:: PROBLEM REQUIREMENTS ::
Using the records below, locate all lines containing "minimum" and return them.

* BEGIN SUPPLIED DATA *

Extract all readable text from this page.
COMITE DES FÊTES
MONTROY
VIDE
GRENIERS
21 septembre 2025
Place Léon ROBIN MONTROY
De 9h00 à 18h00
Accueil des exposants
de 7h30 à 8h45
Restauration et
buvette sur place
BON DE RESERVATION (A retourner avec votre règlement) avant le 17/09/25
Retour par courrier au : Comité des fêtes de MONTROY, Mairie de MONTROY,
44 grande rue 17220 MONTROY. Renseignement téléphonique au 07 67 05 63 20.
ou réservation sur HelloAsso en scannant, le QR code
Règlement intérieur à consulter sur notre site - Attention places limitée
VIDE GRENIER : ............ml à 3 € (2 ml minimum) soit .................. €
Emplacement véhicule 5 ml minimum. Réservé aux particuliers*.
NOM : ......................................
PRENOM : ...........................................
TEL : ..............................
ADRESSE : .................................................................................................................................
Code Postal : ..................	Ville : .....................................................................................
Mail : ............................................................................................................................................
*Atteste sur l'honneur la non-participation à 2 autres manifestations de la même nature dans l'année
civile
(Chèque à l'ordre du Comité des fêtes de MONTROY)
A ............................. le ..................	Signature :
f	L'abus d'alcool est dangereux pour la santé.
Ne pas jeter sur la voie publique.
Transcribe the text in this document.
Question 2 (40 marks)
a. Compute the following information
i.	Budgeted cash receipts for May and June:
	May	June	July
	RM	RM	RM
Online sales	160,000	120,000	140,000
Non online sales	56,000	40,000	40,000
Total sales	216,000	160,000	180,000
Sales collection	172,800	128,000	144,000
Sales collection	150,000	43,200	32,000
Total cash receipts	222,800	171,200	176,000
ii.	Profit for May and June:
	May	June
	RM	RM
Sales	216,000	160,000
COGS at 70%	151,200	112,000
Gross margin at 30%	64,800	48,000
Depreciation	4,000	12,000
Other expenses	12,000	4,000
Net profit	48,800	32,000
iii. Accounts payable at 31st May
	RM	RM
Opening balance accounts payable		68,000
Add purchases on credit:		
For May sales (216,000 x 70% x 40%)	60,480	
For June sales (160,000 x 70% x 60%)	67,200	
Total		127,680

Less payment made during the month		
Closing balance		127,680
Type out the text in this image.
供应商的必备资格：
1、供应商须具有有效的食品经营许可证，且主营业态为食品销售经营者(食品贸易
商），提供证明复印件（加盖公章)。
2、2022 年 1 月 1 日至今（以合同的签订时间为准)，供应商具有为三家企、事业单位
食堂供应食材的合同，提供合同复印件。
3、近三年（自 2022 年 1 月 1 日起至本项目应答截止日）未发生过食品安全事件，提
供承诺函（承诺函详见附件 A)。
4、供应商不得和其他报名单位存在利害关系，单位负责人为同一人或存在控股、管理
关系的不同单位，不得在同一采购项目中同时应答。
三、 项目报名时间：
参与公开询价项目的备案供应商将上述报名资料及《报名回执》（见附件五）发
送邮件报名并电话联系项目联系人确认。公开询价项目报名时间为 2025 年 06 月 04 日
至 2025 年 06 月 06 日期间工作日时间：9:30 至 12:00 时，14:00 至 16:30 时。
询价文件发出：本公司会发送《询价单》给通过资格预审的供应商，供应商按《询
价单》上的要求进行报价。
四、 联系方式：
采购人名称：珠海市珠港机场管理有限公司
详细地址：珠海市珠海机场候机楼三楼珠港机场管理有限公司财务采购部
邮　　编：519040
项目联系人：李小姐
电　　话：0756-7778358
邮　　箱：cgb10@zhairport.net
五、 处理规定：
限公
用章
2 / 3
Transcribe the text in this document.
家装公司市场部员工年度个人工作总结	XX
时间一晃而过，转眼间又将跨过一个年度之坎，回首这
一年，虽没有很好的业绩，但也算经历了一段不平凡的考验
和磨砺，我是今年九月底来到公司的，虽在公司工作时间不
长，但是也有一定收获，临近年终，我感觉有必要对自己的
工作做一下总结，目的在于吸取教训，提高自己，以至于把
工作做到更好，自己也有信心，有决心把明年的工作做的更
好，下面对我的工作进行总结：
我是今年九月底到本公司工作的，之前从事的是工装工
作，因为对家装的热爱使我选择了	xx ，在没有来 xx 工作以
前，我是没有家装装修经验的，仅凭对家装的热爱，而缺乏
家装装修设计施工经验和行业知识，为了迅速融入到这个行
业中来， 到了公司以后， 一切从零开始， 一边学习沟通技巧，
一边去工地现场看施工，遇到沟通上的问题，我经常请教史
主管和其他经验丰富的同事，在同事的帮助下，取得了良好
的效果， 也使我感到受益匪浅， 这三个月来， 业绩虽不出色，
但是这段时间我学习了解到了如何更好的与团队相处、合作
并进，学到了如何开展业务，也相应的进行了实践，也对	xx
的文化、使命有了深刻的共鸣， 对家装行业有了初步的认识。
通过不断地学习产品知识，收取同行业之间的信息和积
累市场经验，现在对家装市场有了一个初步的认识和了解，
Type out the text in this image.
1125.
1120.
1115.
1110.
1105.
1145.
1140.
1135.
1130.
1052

* END SUPPLIED DATA *

:: REPLY ::
VIDE GRENIER : ............ml à 3 € (2 ml minimum) soit .................. €
Emplacement véhicule 5 ml minimum. Réservé aux particuliers*.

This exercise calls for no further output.